(Extracted records)
▼
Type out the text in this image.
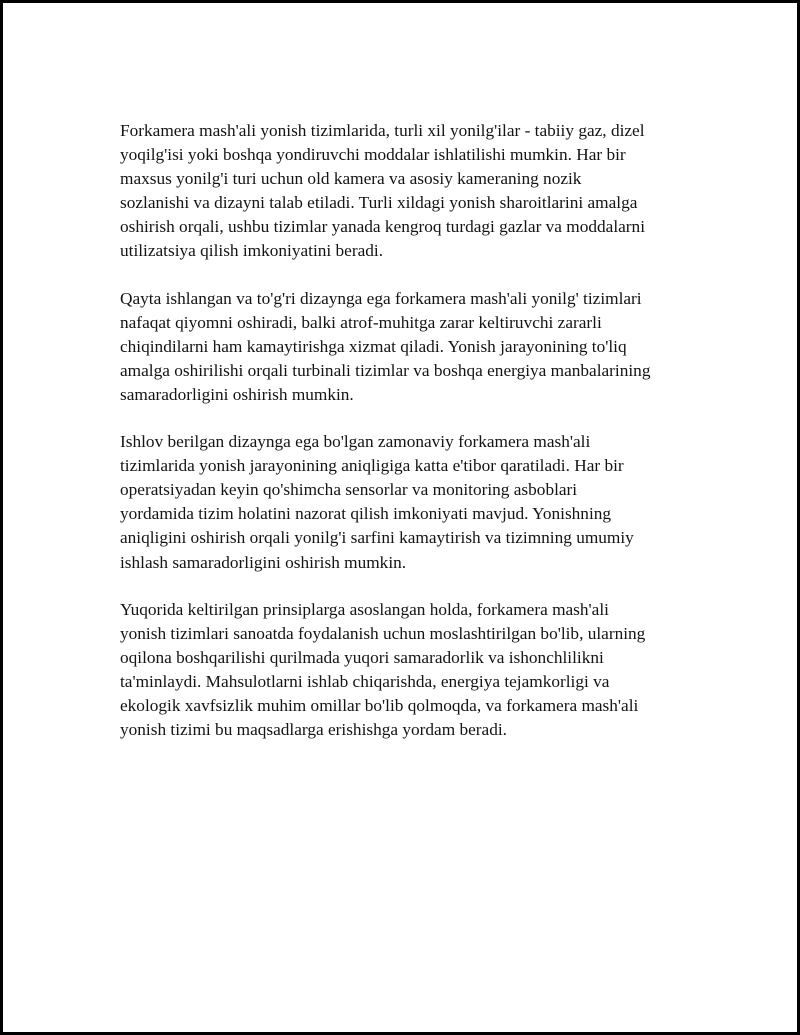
Forkamera mash'ali yonish tizimlarida, turli xil yonilg'ilar - tabiiy gaz, dizel
yoqilg'isi yoki boshqa yondiruvchi moddalar ishlatilishi mumkin. Har bir
maxsus yonilg'i turi uchun old kamera va asosiy kameraning nozik
sozlanishi va dizayni talab etiladi. Turli xildagi yonish sharoitlarini amalga
oshirish orqali, ushbu tizimlar yanada kengroq turdagi gazlar va moddalarni
utilizatsiya qilish imkoniyatini beradi.

Qayta ishlangan va to'g'ri dizaynga ega forkamera mash'ali yonilg' tizimlari
nafaqat qiyomni oshiradi, balki atrof-muhitga zarar keltiruvchi zararli
chiqindilarni ham kamaytirishga xizmat qiladi. Yonish jarayonining to'liq
amalga oshirilishi orqali turbinali tizimlar va boshqa energiya manbalarining
samaradorligini oshirish mumkin.

Ishlov berilgan dizaynga ega bo'lgan zamonaviy forkamera mash'ali
tizimlarida yonish jarayonining aniqligiga katta e'tibor qaratiladi. Har bir
operatsiyadan keyin qo'shimcha sensorlar va monitoring asboblari
yordamida tizim holatini nazorat qilish imkoniyati mavjud. Yonishning
aniqligini oshirish orqali yonilg'i sarfini kamaytirish va tizimning umumiy
ishlash samaradorligini oshirish mumkin.

Yuqorida keltirilgan prinsiplarga asoslangan holda, forkamera mash'ali
yonish tizimlari sanoatda foydalanish uchun moslashtirilgan bo'lib, ularning
oqilona boshqarilishi qurilmada yuqori samaradorlik va ishonchlilikni
ta'minlaydi. Mahsulotlarni ishlab chiqarishda, energiya tejamkorligi va
ekologik xavfsizlik muhim omillar bo'lib qolmoqda, va forkamera mash'ali
yonish tizimi bu maqsadlarga erishishga yordam beradi.
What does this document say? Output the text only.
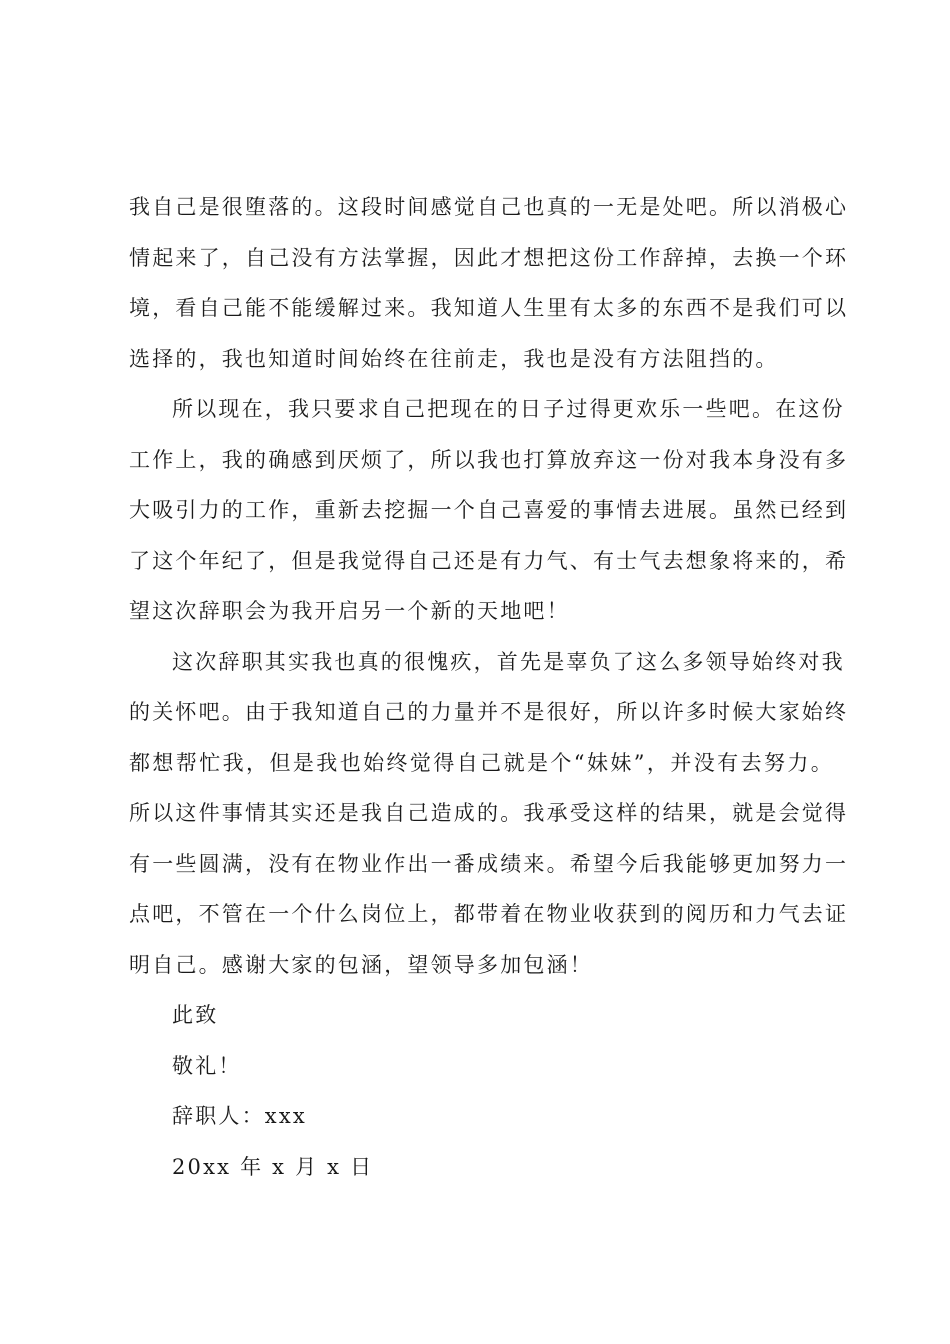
我自己是很堕落的。这段时间感觉自己也真的一无是处吧。所以消极心
情起来了，自己没有方法掌握，因此才想把这份工作辞掉，去换一个环
境，看自己能不能缓解过来。我知道人生里有太多的东西不是我们可以
选择的，我也知道时间始终在往前走，我也是没有方法阻挡的。
所以现在，我只要求自己把现在的日子过得更欢乐一些吧。在这份
工作上，我的确感到厌烦了，所以我也打算放弃这一份对我本身没有多
大吸引力的工作，重新去挖掘一个自己喜爱的事情去进展。虽然已经到
了这个年纪了，但是我觉得自己还是有力气、有士气去想象将来的，希
望这次辞职会为我开启另一个新的天地吧！
这次辞职其实我也真的很愧疚，首先是辜负了这么多领导始终对我
的关怀吧。由于我知道自己的力量并不是很好，所以许多时候大家始终
都想帮忙我，但是我也始终觉得自己就是个“妹妹”，并没有去努力。
所以这件事情其实还是我自己造成的。我承受这样的结果，就是会觉得
有一些圆满，没有在物业作出一番成绩来。希望今后我能够更加努力一
点吧，不管在一个什么岗位上，都带着在物业收获到的阅历和力气去证
明自己。感谢大家的包涵，望领导多加包涵！
此致
敬礼！
辞职人：xxx
20xx 年 x 月 x 日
▲
## WORK TO BE COMPLETED
Take the line containing "What does this" and every line after it up to the end of the entries, and quote them exactly. Both ends count; the pictures do not.

## TASK RESULT
What does this document say? Output the text only.
我自己是很堕落的。这段时间感觉自己也真的一无是处吧。所以消极心
情起来了，自己没有方法掌握，因此才想把这份工作辞掉，去换一个环
境，看自己能不能缓解过来。我知道人生里有太多的东西不是我们可以
选择的，我也知道时间始终在往前走，我也是没有方法阻挡的。
所以现在，我只要求自己把现在的日子过得更欢乐一些吧。在这份
工作上，我的确感到厌烦了，所以我也打算放弃这一份对我本身没有多
大吸引力的工作，重新去挖掘一个自己喜爱的事情去进展。虽然已经到
了这个年纪了，但是我觉得自己还是有力气、有士气去想象将来的，希
望这次辞职会为我开启另一个新的天地吧！
这次辞职其实我也真的很愧疚，首先是辜负了这么多领导始终对我
的关怀吧。由于我知道自己的力量并不是很好，所以许多时候大家始终
都想帮忙我，但是我也始终觉得自己就是个“妹妹”，并没有去努力。
所以这件事情其实还是我自己造成的。我承受这样的结果，就是会觉得
有一些圆满，没有在物业作出一番成绩来。希望今后我能够更加努力一
点吧，不管在一个什么岗位上，都带着在物业收获到的阅历和力气去证
明自己。感谢大家的包涵，望领导多加包涵！
此致
敬礼！
辞职人：xxx
20xx 年 x 月 x 日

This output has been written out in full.